--- Records ---
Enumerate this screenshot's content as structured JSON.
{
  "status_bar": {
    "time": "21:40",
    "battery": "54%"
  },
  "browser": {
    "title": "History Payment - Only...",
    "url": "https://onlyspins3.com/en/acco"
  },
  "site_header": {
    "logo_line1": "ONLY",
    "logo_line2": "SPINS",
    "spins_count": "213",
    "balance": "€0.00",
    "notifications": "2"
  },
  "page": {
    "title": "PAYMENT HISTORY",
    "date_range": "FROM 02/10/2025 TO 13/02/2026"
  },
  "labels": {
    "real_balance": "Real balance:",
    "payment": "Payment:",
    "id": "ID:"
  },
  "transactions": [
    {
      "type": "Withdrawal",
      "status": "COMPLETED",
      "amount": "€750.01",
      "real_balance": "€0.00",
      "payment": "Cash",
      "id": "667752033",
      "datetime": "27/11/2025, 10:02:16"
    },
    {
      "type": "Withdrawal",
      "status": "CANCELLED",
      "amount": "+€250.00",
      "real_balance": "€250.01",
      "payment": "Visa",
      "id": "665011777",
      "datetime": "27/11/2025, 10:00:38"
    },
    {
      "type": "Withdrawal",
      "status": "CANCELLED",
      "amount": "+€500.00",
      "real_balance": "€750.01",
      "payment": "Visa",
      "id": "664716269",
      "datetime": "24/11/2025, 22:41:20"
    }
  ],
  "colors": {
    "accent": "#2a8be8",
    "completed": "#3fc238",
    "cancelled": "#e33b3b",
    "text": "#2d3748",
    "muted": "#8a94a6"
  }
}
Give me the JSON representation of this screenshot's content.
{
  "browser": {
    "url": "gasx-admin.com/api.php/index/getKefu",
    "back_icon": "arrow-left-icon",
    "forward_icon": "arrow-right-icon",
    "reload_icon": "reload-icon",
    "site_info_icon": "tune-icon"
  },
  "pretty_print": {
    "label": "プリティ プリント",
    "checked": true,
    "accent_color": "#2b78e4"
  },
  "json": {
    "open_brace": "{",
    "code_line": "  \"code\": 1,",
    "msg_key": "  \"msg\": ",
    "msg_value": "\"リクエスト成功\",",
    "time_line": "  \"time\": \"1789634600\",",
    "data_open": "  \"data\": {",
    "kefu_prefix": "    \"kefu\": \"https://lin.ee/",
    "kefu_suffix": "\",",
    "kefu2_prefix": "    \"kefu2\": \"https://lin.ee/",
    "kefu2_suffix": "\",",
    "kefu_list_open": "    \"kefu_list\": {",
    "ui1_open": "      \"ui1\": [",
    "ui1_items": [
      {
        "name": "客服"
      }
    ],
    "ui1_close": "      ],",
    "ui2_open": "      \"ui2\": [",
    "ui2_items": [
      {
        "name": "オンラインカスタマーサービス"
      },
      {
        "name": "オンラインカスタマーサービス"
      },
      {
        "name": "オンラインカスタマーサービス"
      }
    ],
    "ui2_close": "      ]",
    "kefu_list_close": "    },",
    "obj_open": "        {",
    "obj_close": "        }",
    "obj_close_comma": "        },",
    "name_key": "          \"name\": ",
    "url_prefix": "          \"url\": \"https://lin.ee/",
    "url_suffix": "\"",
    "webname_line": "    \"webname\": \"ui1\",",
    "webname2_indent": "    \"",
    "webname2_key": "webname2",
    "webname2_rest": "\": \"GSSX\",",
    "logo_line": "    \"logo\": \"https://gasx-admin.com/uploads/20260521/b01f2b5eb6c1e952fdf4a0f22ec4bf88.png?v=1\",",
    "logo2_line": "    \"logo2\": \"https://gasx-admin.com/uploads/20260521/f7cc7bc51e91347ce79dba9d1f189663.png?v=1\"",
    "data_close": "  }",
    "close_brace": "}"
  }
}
---
Direction: Word for word, quote all of the data above.

Written solution:
Enumerate this screenshot's content as structured JSON.
{
  "status_bar": {
    "time": "21:40",
    "battery": "54%"
  },
  "browser": {
    "title": "History Payment - Only...",
    "url": "https://onlyspins3.com/en/acco"
  },
  "site_header": {
    "logo_line1": "ONLY",
    "logo_line2": "SPINS",
    "spins_count": "213",
    "balance": "€0.00",
    "notifications": "2"
  },
  "page": {
    "title": "PAYMENT HISTORY",
    "date_range": "FROM 02/10/2025 TO 13/02/2026"
  },
  "labels": {
    "real_balance": "Real balance:",
    "payment": "Payment:",
    "id": "ID:"
  },
  "transactions": [
    {
      "type": "Withdrawal",
      "status": "COMPLETED",
      "amount": "€750.01",
      "real_balance": "€0.00",
      "payment": "Cash",
      "id": "667752033",
      "datetime": "27/11/2025, 10:02:16"
    },
    {
      "type": "Withdrawal",
      "status": "CANCELLED",
      "amount": "+€250.00",
      "real_balance": "€250.01",
      "payment": "Visa",
      "id": "665011777",
      "datetime": "27/11/2025, 10:00:38"
    },
    {
      "type": "Withdrawal",
      "status": "CANCELLED",
      "amount": "+€500.00",
      "real_balance": "€750.01",
      "payment": "Visa",
      "id": "664716269",
      "datetime": "24/11/2025, 22:41:20"
    }
  ],
  "colors": {
    "accent": "#2a8be8",
    "completed": "#3fc238",
    "cancelled": "#e33b3b",
    "text": "#2d3748",
    "muted": "#8a94a6"
  }
}
Give me the JSON representation of this screenshot's content.
{
  "browser": {
    "url": "gasx-admin.com/api.php/index/getKefu",
    "back_icon": "arrow-left-icon",
    "forward_icon": "arrow-right-icon",
    "reload_icon": "reload-icon",
    "site_info_icon": "tune-icon"
  },
  "pretty_print": {
    "label": "プリティ プリント",
    "checked": true,
    "accent_color": "#2b78e4"
  },
  "json": {
    "open_brace": "{",
    "code_line": "  \"code\": 1,",
    "msg_key": "  \"msg\": ",
    "msg_value": "\"リクエスト成功\",",
    "time_line": "  \"time\": \"1789634600\",",
    "data_open": "  \"data\": {",
    "kefu_prefix": "    \"kefu\": \"https://lin.ee/",
    "kefu_suffix": "\",",
    "kefu2_prefix": "    \"kefu2\": \"https://lin.ee/",
    "kefu2_suffix": "\",",
    "kefu_list_open": "    \"kefu_list\": {",
    "ui1_open": "      \"ui1\": [",
    "ui1_items": [
      {
        "name": "客服"
      }
    ],
    "ui1_close": "      ],",
    "ui2_open": "      \"ui2\": [",
    "ui2_items": [
      {
        "name": "オンラインカスタマーサービス"
      },
      {
        "name": "オンラインカスタマーサービス"
      },
      {
        "name": "オンラインカスタマーサービス"
      }
    ],
    "ui2_close": "      ]",
    "kefu_list_close": "    },",
    "obj_open": "        {",
    "obj_close": "        }",
    "obj_close_comma": "        },",
    "name_key": "          \"name\": ",
    "url_prefix": "          \"url\": \"https://lin.ee/",
    "url_suffix": "\"",
    "webname_line": "    \"webname\": \"ui1\",",
    "webname2_indent": "    \"",
    "webname2_key": "webname2",
    "webname2_rest": "\": \"GSSX\",",
    "logo_line": "    \"logo\": \"https://gasx-admin.com/uploads/20260521/b01f2b5eb6c1e952fdf4a0f22ec4bf88.png?v=1\",",
    "logo2_line": "    \"logo2\": \"https://gasx-admin.com/uploads/20260521/f7cc7bc51e91347ce79dba9d1f189663.png?v=1\"",
    "data_close": "  }",
    "close_brace": "}"
  }
}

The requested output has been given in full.